[Items from a figure collection]
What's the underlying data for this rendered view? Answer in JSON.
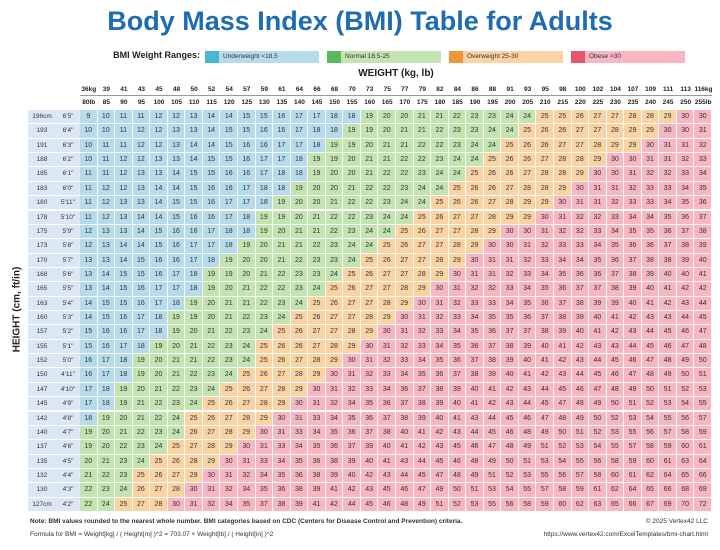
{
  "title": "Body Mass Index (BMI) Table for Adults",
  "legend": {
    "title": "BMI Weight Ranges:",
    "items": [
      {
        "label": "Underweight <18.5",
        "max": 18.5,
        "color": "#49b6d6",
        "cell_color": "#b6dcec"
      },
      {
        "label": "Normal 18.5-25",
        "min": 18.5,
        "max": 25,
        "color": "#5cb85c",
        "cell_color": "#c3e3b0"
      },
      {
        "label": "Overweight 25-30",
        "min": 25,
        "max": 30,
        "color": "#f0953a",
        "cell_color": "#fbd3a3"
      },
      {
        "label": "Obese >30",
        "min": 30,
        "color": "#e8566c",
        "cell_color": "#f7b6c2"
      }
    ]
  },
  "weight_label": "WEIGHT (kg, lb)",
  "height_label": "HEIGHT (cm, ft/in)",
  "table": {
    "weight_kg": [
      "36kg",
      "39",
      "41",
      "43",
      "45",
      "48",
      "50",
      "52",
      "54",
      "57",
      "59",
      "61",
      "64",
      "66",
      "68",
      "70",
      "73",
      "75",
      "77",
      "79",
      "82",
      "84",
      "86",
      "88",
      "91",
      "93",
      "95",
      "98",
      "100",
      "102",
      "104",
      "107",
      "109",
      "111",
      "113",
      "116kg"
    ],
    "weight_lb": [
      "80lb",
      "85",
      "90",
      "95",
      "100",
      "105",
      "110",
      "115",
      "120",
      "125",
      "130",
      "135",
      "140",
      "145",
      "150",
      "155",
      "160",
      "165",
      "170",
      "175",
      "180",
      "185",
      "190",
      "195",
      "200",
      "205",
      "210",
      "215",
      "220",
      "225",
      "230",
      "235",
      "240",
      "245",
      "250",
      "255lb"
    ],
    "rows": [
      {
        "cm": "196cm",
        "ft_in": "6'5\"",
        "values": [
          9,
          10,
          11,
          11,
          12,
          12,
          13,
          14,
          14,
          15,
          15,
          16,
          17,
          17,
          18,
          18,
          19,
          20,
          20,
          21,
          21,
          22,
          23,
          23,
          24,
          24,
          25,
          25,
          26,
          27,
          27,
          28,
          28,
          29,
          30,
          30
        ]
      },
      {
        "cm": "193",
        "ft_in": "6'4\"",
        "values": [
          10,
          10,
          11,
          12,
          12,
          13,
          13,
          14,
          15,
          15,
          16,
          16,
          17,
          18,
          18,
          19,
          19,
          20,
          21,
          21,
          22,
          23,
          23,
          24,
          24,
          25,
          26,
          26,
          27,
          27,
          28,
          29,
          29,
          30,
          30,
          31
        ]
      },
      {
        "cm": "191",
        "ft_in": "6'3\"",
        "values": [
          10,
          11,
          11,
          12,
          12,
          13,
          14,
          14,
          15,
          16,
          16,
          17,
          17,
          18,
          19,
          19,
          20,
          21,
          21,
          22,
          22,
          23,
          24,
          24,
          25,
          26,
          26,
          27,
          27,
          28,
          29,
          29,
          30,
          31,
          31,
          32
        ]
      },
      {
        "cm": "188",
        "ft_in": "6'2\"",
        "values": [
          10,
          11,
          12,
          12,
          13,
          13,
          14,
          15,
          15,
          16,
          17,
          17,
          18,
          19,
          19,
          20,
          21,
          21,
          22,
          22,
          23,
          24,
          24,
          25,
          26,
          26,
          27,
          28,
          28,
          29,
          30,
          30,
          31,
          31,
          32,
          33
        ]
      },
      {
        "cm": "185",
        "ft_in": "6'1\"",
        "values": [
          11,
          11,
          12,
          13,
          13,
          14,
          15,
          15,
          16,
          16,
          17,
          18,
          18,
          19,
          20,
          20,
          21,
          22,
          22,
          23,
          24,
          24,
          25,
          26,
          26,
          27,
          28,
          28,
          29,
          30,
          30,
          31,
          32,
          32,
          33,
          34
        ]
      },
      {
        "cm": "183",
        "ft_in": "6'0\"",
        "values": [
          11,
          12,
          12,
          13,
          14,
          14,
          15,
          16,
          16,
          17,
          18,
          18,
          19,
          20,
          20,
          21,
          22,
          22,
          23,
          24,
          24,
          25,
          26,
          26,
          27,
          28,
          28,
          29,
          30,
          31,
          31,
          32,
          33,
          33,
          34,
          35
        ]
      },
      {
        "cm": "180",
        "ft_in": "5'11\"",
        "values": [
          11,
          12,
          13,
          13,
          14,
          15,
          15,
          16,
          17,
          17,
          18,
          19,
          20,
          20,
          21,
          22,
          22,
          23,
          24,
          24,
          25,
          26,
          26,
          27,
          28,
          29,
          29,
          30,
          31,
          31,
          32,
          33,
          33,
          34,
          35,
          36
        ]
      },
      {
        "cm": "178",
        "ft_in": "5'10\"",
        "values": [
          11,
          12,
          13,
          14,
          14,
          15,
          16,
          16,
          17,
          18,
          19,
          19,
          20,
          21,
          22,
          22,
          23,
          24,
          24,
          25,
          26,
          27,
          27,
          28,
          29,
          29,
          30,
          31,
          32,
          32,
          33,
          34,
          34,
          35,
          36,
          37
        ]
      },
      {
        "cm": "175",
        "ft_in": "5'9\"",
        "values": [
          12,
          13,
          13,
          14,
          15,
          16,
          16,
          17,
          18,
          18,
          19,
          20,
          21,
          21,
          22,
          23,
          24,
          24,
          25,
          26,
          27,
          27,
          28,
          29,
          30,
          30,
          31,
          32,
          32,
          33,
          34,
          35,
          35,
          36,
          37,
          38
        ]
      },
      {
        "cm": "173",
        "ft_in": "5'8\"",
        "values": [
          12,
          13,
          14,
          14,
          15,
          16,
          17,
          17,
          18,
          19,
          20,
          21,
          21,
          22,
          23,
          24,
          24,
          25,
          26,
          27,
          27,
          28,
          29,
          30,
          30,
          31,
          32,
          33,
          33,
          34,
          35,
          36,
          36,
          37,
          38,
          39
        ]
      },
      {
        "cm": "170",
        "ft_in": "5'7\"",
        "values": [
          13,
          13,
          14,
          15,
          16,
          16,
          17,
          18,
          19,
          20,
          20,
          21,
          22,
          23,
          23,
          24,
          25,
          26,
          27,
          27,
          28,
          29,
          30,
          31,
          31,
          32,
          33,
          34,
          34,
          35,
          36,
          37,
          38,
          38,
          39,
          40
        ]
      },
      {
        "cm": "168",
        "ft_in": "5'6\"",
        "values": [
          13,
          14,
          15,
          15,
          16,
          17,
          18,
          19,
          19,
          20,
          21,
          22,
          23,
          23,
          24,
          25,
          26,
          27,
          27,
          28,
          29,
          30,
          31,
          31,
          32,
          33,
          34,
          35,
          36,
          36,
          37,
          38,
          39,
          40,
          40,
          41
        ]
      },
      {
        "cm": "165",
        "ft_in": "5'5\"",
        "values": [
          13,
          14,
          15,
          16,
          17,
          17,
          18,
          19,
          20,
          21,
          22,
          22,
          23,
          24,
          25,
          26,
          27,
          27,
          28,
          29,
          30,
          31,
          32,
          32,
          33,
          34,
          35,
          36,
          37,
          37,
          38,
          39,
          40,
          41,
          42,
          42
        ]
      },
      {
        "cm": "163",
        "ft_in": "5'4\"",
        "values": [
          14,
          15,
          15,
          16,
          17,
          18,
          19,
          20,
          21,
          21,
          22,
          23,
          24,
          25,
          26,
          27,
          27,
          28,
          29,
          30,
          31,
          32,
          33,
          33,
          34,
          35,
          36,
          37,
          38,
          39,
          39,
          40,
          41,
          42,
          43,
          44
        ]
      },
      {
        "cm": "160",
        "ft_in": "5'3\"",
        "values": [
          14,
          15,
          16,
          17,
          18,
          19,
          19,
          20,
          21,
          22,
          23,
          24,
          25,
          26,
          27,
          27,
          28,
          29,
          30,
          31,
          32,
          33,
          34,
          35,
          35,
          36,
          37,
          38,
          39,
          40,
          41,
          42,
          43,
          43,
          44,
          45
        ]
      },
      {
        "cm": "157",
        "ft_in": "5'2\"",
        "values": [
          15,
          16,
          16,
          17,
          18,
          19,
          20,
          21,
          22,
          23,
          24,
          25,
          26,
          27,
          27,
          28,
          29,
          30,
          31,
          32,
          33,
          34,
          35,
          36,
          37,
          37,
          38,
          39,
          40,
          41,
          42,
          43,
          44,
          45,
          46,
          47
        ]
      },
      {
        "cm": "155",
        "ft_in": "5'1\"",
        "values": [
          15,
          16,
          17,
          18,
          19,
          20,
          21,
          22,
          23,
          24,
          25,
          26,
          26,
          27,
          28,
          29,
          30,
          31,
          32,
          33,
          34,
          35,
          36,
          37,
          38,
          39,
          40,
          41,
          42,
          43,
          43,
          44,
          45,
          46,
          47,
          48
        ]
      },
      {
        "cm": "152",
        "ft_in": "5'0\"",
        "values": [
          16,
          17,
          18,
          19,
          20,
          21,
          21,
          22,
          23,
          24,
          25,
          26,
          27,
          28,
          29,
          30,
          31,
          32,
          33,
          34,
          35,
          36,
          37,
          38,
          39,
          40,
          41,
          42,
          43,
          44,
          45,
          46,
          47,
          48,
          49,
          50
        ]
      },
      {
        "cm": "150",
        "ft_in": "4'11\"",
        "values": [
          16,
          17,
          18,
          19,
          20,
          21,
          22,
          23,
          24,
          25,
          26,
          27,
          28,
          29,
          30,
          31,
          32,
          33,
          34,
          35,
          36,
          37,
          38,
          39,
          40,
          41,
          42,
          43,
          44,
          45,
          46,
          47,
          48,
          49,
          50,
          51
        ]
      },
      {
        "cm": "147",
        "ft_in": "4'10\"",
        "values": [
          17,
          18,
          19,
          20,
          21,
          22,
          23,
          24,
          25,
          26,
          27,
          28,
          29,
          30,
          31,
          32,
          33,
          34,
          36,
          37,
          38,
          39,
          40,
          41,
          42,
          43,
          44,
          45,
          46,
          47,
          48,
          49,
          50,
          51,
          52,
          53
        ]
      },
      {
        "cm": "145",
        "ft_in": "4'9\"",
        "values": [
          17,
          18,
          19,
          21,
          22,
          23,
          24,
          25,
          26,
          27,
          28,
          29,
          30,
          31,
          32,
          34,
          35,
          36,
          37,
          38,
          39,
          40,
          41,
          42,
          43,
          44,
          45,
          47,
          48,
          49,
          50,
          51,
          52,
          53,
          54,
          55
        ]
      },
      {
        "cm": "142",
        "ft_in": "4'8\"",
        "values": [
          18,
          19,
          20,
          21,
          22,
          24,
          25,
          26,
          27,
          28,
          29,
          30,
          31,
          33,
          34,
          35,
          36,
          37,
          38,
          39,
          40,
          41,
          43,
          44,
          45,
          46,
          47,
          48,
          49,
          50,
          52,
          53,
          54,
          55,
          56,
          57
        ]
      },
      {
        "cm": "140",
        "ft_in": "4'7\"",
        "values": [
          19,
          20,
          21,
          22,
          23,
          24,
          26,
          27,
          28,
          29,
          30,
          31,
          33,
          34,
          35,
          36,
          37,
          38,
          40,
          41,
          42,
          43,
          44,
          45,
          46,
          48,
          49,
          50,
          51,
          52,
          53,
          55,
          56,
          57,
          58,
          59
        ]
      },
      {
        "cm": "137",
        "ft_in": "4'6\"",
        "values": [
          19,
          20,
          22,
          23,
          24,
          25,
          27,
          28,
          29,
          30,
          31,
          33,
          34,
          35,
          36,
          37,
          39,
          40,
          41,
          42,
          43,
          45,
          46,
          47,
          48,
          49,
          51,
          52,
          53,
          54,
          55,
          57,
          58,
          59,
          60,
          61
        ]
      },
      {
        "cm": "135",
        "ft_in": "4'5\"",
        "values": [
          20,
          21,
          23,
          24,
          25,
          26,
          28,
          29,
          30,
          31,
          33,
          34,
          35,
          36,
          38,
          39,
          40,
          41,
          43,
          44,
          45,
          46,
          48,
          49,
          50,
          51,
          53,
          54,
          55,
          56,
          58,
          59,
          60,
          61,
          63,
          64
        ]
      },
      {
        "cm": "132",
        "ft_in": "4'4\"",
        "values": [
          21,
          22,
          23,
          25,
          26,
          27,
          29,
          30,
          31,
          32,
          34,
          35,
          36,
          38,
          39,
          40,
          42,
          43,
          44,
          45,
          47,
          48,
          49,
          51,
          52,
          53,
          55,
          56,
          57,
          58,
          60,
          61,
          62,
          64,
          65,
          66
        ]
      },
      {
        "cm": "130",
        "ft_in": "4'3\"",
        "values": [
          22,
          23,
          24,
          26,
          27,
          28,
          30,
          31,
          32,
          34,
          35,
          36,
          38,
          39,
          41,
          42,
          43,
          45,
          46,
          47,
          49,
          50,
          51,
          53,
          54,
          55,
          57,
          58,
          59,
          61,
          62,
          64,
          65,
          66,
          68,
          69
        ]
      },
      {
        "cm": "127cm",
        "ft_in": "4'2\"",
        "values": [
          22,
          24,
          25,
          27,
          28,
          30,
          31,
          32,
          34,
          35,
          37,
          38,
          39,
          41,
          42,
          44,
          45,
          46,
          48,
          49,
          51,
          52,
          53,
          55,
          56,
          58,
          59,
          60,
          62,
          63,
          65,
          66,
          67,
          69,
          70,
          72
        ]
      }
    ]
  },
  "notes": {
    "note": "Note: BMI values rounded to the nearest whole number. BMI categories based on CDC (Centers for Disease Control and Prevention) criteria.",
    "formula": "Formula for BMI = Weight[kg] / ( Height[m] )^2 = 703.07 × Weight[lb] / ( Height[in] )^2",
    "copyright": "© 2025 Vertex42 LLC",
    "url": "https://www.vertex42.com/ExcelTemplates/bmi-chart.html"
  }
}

--

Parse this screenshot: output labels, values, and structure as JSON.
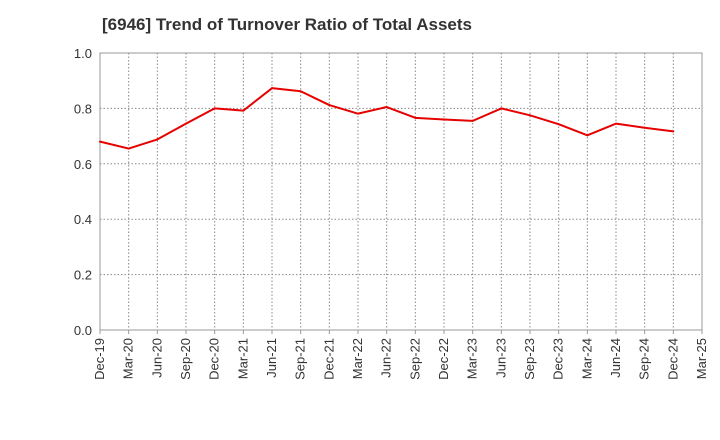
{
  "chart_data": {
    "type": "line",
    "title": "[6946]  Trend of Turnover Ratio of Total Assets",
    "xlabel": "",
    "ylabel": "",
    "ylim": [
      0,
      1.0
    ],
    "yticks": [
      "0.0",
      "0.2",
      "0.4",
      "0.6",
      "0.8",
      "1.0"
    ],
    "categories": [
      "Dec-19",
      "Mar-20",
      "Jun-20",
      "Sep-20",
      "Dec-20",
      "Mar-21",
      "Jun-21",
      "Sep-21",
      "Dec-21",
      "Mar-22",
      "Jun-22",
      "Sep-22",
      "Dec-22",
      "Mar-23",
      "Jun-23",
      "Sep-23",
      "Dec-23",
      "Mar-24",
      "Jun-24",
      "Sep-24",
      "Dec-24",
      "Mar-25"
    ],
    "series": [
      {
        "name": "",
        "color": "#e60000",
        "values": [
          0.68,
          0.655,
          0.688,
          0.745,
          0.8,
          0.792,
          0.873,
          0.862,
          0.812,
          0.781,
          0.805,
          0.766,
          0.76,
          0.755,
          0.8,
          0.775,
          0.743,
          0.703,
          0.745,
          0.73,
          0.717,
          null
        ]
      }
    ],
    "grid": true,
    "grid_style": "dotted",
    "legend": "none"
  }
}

**Exercise objective**. Pull every line containing "JSON" out of the records.

**Output for this exercise**.
What's the underlying data for this rendered view? Answer in JSON.
Parse this screenshot: output labels, values, and structure as JSON.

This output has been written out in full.